▸ Brief
Reproduce every entry exactly.

▸ Recorded information
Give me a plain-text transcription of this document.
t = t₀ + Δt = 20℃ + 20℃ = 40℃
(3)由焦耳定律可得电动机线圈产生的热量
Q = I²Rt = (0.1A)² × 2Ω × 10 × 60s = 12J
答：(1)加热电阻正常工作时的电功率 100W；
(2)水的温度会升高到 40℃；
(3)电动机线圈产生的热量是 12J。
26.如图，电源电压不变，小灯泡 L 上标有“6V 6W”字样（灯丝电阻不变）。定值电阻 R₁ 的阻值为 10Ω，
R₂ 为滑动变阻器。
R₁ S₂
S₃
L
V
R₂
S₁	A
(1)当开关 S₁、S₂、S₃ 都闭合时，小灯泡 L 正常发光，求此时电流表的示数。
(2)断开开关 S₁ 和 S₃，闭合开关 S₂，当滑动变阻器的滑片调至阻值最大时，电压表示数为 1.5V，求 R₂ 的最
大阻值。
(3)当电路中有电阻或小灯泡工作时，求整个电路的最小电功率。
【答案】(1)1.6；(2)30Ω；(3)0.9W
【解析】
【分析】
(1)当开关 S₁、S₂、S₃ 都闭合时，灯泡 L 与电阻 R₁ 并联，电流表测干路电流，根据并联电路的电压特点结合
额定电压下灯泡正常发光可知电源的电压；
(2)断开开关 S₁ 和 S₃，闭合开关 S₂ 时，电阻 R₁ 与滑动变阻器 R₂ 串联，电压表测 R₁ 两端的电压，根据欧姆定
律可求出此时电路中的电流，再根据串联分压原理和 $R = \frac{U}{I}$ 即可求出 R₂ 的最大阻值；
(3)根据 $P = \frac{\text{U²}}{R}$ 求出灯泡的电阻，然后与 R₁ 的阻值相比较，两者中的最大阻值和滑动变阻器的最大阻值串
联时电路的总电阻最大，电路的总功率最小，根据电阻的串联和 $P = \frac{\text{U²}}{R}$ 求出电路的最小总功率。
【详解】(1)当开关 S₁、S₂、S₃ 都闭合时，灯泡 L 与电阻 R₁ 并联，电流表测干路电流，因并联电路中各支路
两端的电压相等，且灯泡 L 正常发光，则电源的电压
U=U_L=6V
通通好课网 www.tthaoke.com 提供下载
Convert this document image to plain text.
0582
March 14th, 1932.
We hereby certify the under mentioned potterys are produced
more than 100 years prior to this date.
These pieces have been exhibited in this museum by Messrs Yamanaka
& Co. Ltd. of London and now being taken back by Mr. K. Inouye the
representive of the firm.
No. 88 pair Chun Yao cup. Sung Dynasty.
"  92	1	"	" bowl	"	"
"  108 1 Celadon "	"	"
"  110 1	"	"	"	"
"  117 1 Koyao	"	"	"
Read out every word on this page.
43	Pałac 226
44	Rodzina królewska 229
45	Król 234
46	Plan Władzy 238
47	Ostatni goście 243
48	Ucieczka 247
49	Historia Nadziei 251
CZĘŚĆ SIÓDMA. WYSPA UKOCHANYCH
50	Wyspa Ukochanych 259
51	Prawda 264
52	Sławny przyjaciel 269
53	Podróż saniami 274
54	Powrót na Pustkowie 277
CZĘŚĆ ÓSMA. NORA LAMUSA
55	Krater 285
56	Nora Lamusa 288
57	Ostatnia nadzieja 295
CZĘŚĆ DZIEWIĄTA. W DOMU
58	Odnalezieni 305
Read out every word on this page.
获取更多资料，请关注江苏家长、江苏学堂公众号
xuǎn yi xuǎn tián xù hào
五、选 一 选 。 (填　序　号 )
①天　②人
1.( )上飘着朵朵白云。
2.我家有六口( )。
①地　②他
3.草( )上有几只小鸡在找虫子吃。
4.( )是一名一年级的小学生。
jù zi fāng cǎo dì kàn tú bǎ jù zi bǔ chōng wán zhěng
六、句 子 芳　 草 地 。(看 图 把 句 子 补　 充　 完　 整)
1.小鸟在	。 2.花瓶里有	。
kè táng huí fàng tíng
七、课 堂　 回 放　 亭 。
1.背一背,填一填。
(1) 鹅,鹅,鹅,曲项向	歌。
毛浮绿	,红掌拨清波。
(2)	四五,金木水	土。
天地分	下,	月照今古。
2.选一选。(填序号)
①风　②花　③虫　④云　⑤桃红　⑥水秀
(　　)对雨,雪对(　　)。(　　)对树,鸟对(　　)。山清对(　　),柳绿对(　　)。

▸ Written answer
Give me a plain-text transcription of this document.
t = t₀ + Δt = 20℃ + 20℃ = 40℃
(3)由焦耳定律可得电动机线圈产生的热量
Q = I²Rt = (0.1A)² × 2Ω × 10 × 60s = 12J
答：(1)加热电阻正常工作时的电功率 100W；
(2)水的温度会升高到 40℃；
(3)电动机线圈产生的热量是 12J。
26.如图，电源电压不变，小灯泡 L 上标有“6V 6W”字样（灯丝电阻不变）。定值电阻 R₁ 的阻值为 10Ω，
R₂ 为滑动变阻器。
R₁ S₂
S₃
L
V
R₂
S₁	A
(1)当开关 S₁、S₂、S₃ 都闭合时，小灯泡 L 正常发光，求此时电流表的示数。
(2)断开开关 S₁ 和 S₃，闭合开关 S₂，当滑动变阻器的滑片调至阻值最大时，电压表示数为 1.5V，求 R₂ 的最
大阻值。
(3)当电路中有电阻或小灯泡工作时，求整个电路的最小电功率。
【答案】(1)1.6；(2)30Ω；(3)0.9W
【解析】
【分析】
(1)当开关 S₁、S₂、S₃ 都闭合时，灯泡 L 与电阻 R₁ 并联，电流表测干路电流，根据并联电路的电压特点结合
额定电压下灯泡正常发光可知电源的电压；
(2)断开开关 S₁ 和 S₃，闭合开关 S₂ 时，电阻 R₁ 与滑动变阻器 R₂ 串联，电压表测 R₁ 两端的电压，根据欧姆定
律可求出此时电路中的电流，再根据串联分压原理和 $R = \frac{U}{I}$ 即可求出 R₂ 的最大阻值；
(3)根据 $P = \frac{\text{U²}}{R}$ 求出灯泡的电阻，然后与 R₁ 的阻值相比较，两者中的最大阻值和滑动变阻器的最大阻值串
联时电路的总电阻最大，电路的总功率最小，根据电阻的串联和 $P = \frac{\text{U²}}{R}$ 求出电路的最小总功率。
【详解】(1)当开关 S₁、S₂、S₃ 都闭合时，灯泡 L 与电阻 R₁ 并联，电流表测干路电流，因并联电路中各支路
两端的电压相等，且灯泡 L 正常发光，则电源的电压
U=U_L=6V
通通好课网 www.tthaoke.com 提供下载
Convert this document image to plain text.
0582
March 14th, 1932.
We hereby certify the under mentioned potterys are produced
more than 100 years prior to this date.
These pieces have been exhibited in this museum by Messrs Yamanaka
& Co. Ltd. of London and now being taken back by Mr. K. Inouye the
representive of the firm.
No. 88 pair Chun Yao cup. Sung Dynasty.
"  92	1	"	" bowl	"	"
"  108 1 Celadon "	"	"
"  110 1	"	"	"	"
"  117 1 Koyao	"	"	"
Read out every word on this page.
43	Pałac 226
44	Rodzina królewska 229
45	Król 234
46	Plan Władzy 238
47	Ostatni goście 243
48	Ucieczka 247
49	Historia Nadziei 251
CZĘŚĆ SIÓDMA. WYSPA UKOCHANYCH
50	Wyspa Ukochanych 259
51	Prawda 264
52	Sławny przyjaciel 269
53	Podróż saniami 274
54	Powrót na Pustkowie 277
CZĘŚĆ ÓSMA. NORA LAMUSA
55	Krater 285
56	Nora Lamusa 288
57	Ostatnia nadzieja 295
CZĘŚĆ DZIEWIĄTA. W DOMU
58	Odnalezieni 305
Read out every word on this page.
获取更多资料，请关注江苏家长、江苏学堂公众号
xuǎn yi xuǎn tián xù hào
五、选 一 选 。 (填　序　号 )
①天　②人
1.( )上飘着朵朵白云。
2.我家有六口( )。
①地　②他
3.草( )上有几只小鸡在找虫子吃。
4.( )是一名一年级的小学生。
jù zi fāng cǎo dì kàn tú bǎ jù zi bǔ chōng wán zhěng
六、句 子 芳　 草 地 。(看 图 把 句 子 补　 充　 完　 整)
1.小鸟在	。 2.花瓶里有	。
kè táng huí fàng tíng
七、课 堂　 回 放　 亭 。
1.背一背,填一填。
(1) 鹅,鹅,鹅,曲项向	歌。
毛浮绿	,红掌拨清波。
(2)	四五,金木水	土。
天地分	下,	月照今古。
2.选一选。(填序号)
①风　②花　③虫　④云　⑤桃红　⑥水秀
(　　)对雨,雪对(　　)。(　　)对树,鸟对(　　)。山清对(　　),柳绿对(　　)。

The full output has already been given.